**SHORT EXERCISE**
Restate all of the entries exactly, dropping any pictures they hold.

**RECORD EXCERPTS**
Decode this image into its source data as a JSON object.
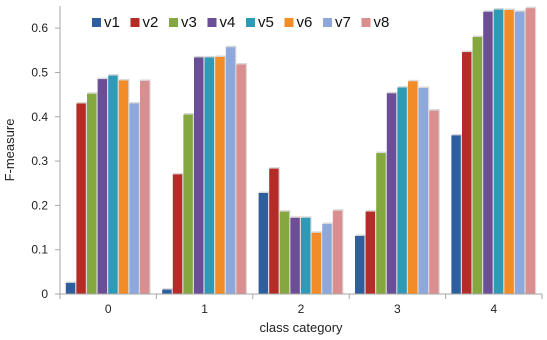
{
  "chart_data": {
    "type": "bar",
    "title": "",
    "xlabel": "class category",
    "ylabel": "F-measure",
    "categories": [
      "0",
      "1",
      "2",
      "3",
      "4"
    ],
    "ylim": [
      0,
      0.65
    ],
    "yticks": [
      "0",
      "0.1",
      "0.2",
      "0.3",
      "0.4",
      "0.5",
      "0.6"
    ],
    "grid": false,
    "legend_position": "top",
    "series": [
      {
        "name": "v1",
        "color": "#2E5E9E",
        "values": [
          0.025,
          0.01,
          0.228,
          0.131,
          0.358
        ]
      },
      {
        "name": "v2",
        "color": "#B52B27",
        "values": [
          0.43,
          0.27,
          0.283,
          0.186,
          0.546
        ]
      },
      {
        "name": "v3",
        "color": "#84A83F",
        "values": [
          0.452,
          0.405,
          0.186,
          0.318,
          0.58
        ]
      },
      {
        "name": "v4",
        "color": "#6A4E97",
        "values": [
          0.485,
          0.534,
          0.172,
          0.453,
          0.637
        ]
      },
      {
        "name": "v5",
        "color": "#2E9AB5",
        "values": [
          0.493,
          0.534,
          0.172,
          0.466,
          0.642
        ]
      },
      {
        "name": "v6",
        "color": "#F28C28",
        "values": [
          0.482,
          0.535,
          0.138,
          0.48,
          0.641
        ]
      },
      {
        "name": "v7",
        "color": "#8FA8DB",
        "values": [
          0.43,
          0.557,
          0.158,
          0.465,
          0.637
        ]
      },
      {
        "name": "v8",
        "color": "#D98F8F",
        "values": [
          0.481,
          0.518,
          0.188,
          0.414,
          0.645
        ]
      }
    ]
  }
}
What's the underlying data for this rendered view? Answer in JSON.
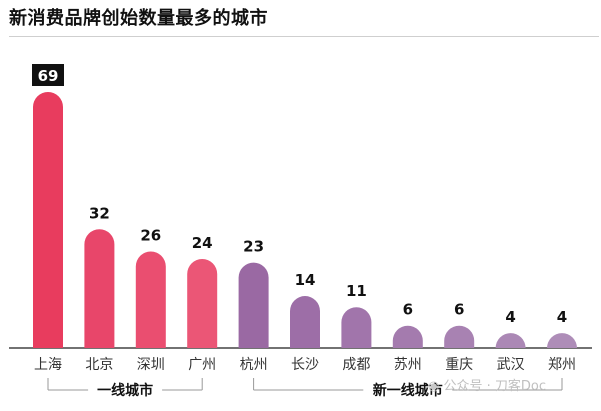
{
  "title": "新消费品牌创始数量最多的城市",
  "watermark": "公众号 · 刀客Doc",
  "chart_data": {
    "type": "bar",
    "categories": [
      "上海",
      "北京",
      "深圳",
      "广州",
      "杭州",
      "长沙",
      "成都",
      "苏州",
      "重庆",
      "武汉",
      "郑州"
    ],
    "values": [
      69,
      32,
      26,
      24,
      23,
      14,
      11,
      6,
      6,
      4,
      4
    ],
    "ylim": [
      0,
      69
    ],
    "grid": false,
    "groups": [
      {
        "label": "一线城市",
        "start": 0,
        "end": 3
      },
      {
        "label": "新一线城市",
        "start": 4,
        "end": 10
      }
    ],
    "colors": {
      "tier1": [
        "#e83c5e",
        "#e8466a",
        "#ea4e70",
        "#eb5676"
      ],
      "newtier1": [
        "#9a69a3",
        "#9d6ea7",
        "#a175ab",
        "#a47bae",
        "#a882b2",
        "#ab88b5",
        "#ae8db8"
      ],
      "highlight_label_bg": "#111111",
      "highlight_label_fg": "#ffffff",
      "label_fg": "#111111",
      "axis": "#444444",
      "bracket": "#999999"
    }
  }
}
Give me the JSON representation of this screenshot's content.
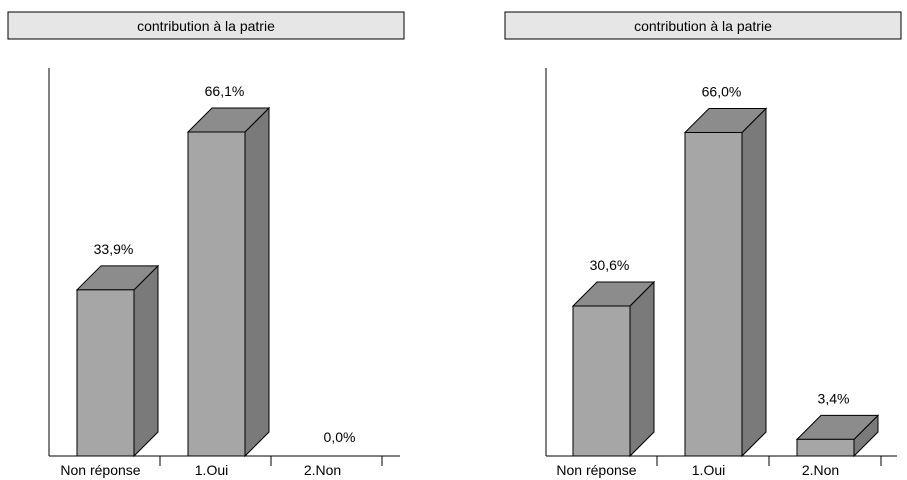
{
  "chart_data": [
    {
      "type": "bar",
      "title": "contribution à la patrie",
      "categories": [
        "Non réponse",
        "1.Oui",
        "2.Non"
      ],
      "values": [
        33.9,
        66.1,
        0.0
      ],
      "value_labels": [
        "33,9%",
        "66,1%",
        "0,0%"
      ],
      "ylim": [
        0,
        70
      ],
      "grid": false
    },
    {
      "type": "bar",
      "title": "contribution à la patrie",
      "categories": [
        "Non réponse",
        "1.Oui",
        "2.Non"
      ],
      "values": [
        30.6,
        66.0,
        3.4
      ],
      "value_labels": [
        "30,6%",
        "66,0%",
        "3,4%"
      ],
      "ylim": [
        0,
        70
      ],
      "grid": false
    }
  ],
  "colors": {
    "bar_front": "#a6a6a6",
    "bar_top": "#8c8c8c",
    "bar_side": "#7a7a7a",
    "title_box": "#e6e6e6"
  }
}
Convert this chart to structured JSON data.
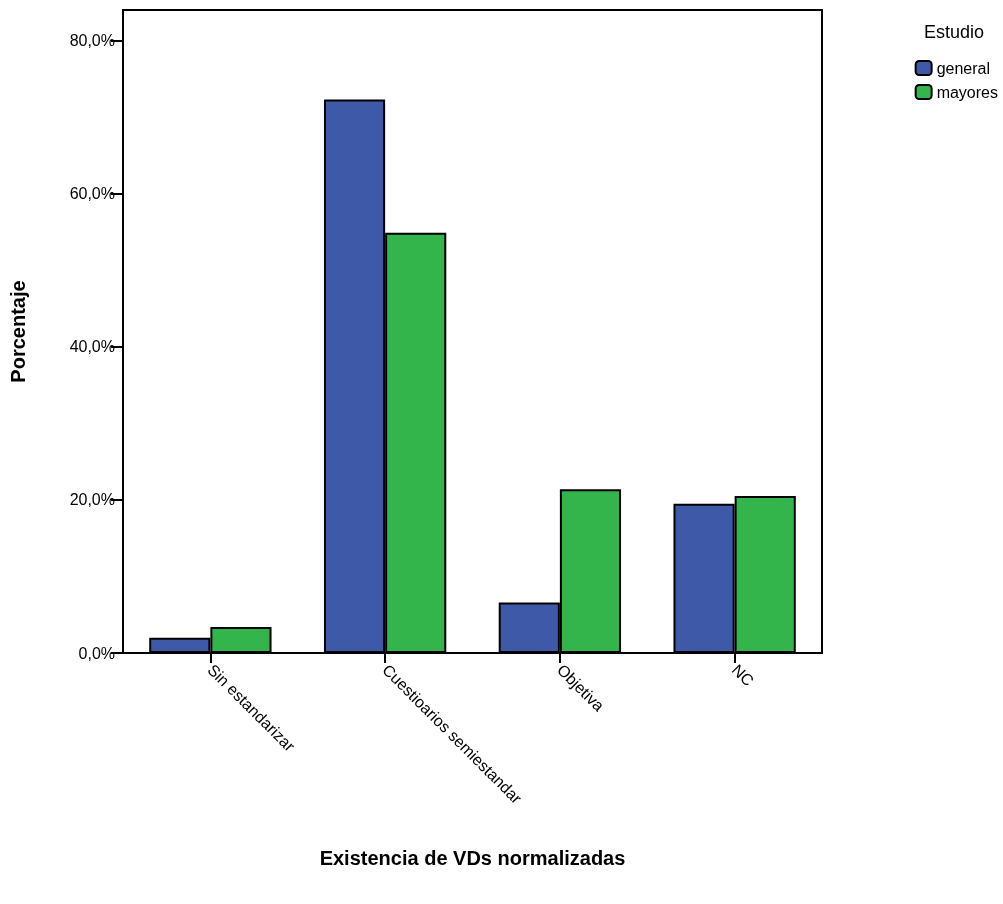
{
  "chart_data": {
    "type": "bar",
    "xlabel": "Existencia de VDs normalizadas",
    "ylabel": "Porcentaje",
    "legend_title": "Estudio",
    "categories": [
      "Sin estandarizar",
      "Cuestioarios semiestandar",
      "Objetiva",
      "NC"
    ],
    "series": [
      {
        "name": "general",
        "color": "#3f59a9",
        "values": [
          2.0,
          72.3,
          6.6,
          19.5
        ]
      },
      {
        "name": "mayores",
        "color": "#33b54b",
        "values": [
          3.4,
          54.9,
          21.4,
          20.5
        ]
      }
    ],
    "ylim": [
      0,
      84
    ],
    "yticks": [
      {
        "value": 0,
        "label": "0,0%"
      },
      {
        "value": 20,
        "label": "20,0%"
      },
      {
        "value": 40,
        "label": "40,0%"
      },
      {
        "value": 60,
        "label": "60,0%"
      },
      {
        "value": 80,
        "label": "80,0%"
      }
    ],
    "grid": false,
    "legend": "top right"
  }
}
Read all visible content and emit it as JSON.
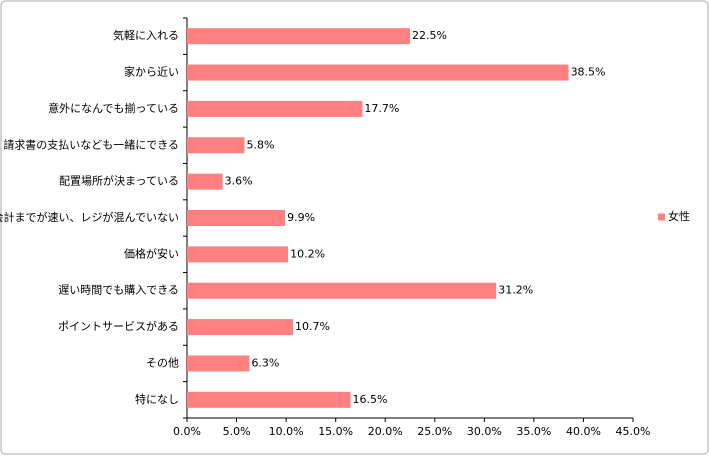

**THE RESULT**
Decode this image into its source data as a JSON object.
{
  "chart_data": {
    "type": "bar",
    "title": "",
    "xlabel": "class category",
    "ylabel": "F-measure",
    "categories": [
      "0",
      "1",
      "2",
      "3",
      "4"
    ],
    "ylim": [
      0,
      0.65
    ],
    "yticks": [
      "0",
      "0.1",
      "0.2",
      "0.3",
      "0.4",
      "0.5",
      "0.6"
    ],
    "grid": false,
    "legend_position": "top",
    "series": [
      {
        "name": "v1",
        "color": "#2E5E9E",
        "values": [
          0.025,
          0.01,
          0.228,
          0.131,
          0.358
        ]
      },
      {
        "name": "v2",
        "color": "#B52B27",
        "values": [
          0.43,
          0.27,
          0.283,
          0.186,
          0.546
        ]
      },
      {
        "name": "v3",
        "color": "#84A83F",
        "values": [
          0.452,
          0.405,
          0.186,
          0.318,
          0.58
        ]
      },
      {
        "name": "v4",
        "color": "#6A4E97",
        "values": [
          0.485,
          0.534,
          0.172,
          0.453,
          0.637
        ]
      },
      {
        "name": "v5",
        "color": "#2E9AB5",
        "values": [
          0.493,
          0.534,
          0.172,
          0.466,
          0.642
        ]
      },
      {
        "name": "v6",
        "color": "#F28C28",
        "values": [
          0.482,
          0.535,
          0.138,
          0.48,
          0.641
        ]
      },
      {
        "name": "v7",
        "color": "#8FA8DB",
        "values": [
          0.43,
          0.557,
          0.158,
          0.465,
          0.637
        ]
      },
      {
        "name": "v8",
        "color": "#D98F8F",
        "values": [
          0.481,
          0.518,
          0.188,
          0.414,
          0.645
        ]
      }
    ]
  }
}
What's the underlying data for this rendered view? Answer in JSON.
{
  "title": "新消费品牌创始数量最多的城市",
  "watermark": "公众号 · 刀客Doc",
  "chart_data": {
    "type": "bar",
    "categories": [
      "上海",
      "北京",
      "深圳",
      "广州",
      "杭州",
      "长沙",
      "成都",
      "苏州",
      "重庆",
      "武汉",
      "郑州"
    ],
    "values": [
      69,
      32,
      26,
      24,
      23,
      14,
      11,
      6,
      6,
      4,
      4
    ],
    "ylim": [
      0,
      69
    ],
    "grid": false,
    "groups": [
      {
        "label": "一线城市",
        "start": 0,
        "end": 3
      },
      {
        "label": "新一线城市",
        "start": 4,
        "end": 10
      }
    ],
    "colors": {
      "tier1": [
        "#e83c5e",
        "#e8466a",
        "#ea4e70",
        "#eb5676"
      ],
      "newtier1": [
        "#9a69a3",
        "#9d6ea7",
        "#a175ab",
        "#a47bae",
        "#a882b2",
        "#ab88b5",
        "#ae8db8"
      ],
      "highlight_label_bg": "#111111",
      "highlight_label_fg": "#ffffff",
      "label_fg": "#111111",
      "axis": "#444444",
      "bracket": "#999999"
    }
  }
}
Give me the JSON representation of this screenshot's content.
{
  "chart_data": [
    {
      "type": "bar",
      "title": "contribution à la patrie",
      "categories": [
        "Non réponse",
        "1.Oui",
        "2.Non"
      ],
      "values": [
        33.9,
        66.1,
        0.0
      ],
      "value_labels": [
        "33,9%",
        "66,1%",
        "0,0%"
      ],
      "ylim": [
        0,
        70
      ],
      "grid": false
    },
    {
      "type": "bar",
      "title": "contribution à la patrie",
      "categories": [
        "Non réponse",
        "1.Oui",
        "2.Non"
      ],
      "values": [
        30.6,
        66.0,
        3.4
      ],
      "value_labels": [
        "30,6%",
        "66,0%",
        "3,4%"
      ],
      "ylim": [
        0,
        70
      ],
      "grid": false
    }
  ],
  "colors": {
    "bar_front": "#a6a6a6",
    "bar_top": "#8c8c8c",
    "bar_side": "#7a7a7a",
    "title_box": "#e6e6e6"
  }
}
Convert this chart to structured JSON data.
{
  "chart_data": {
    "type": "bar",
    "xlabel": "Existencia de VDs normalizadas",
    "ylabel": "Porcentaje",
    "legend_title": "Estudio",
    "categories": [
      "Sin estandarizar",
      "Cuestioarios semiestandar",
      "Objetiva",
      "NC"
    ],
    "series": [
      {
        "name": "general",
        "color": "#3f59a9",
        "values": [
          2.0,
          72.3,
          6.6,
          19.5
        ]
      },
      {
        "name": "mayores",
        "color": "#33b54b",
        "values": [
          3.4,
          54.9,
          21.4,
          20.5
        ]
      }
    ],
    "ylim": [
      0,
      84
    ],
    "yticks": [
      {
        "value": 0,
        "label": "0,0%"
      },
      {
        "value": 20,
        "label": "20,0%"
      },
      {
        "value": 40,
        "label": "40,0%"
      },
      {
        "value": 60,
        "label": "60,0%"
      },
      {
        "value": 80,
        "label": "80,0%"
      }
    ],
    "grid": false,
    "legend": "top right"
  }
}
Read all visible content and emit it as JSON.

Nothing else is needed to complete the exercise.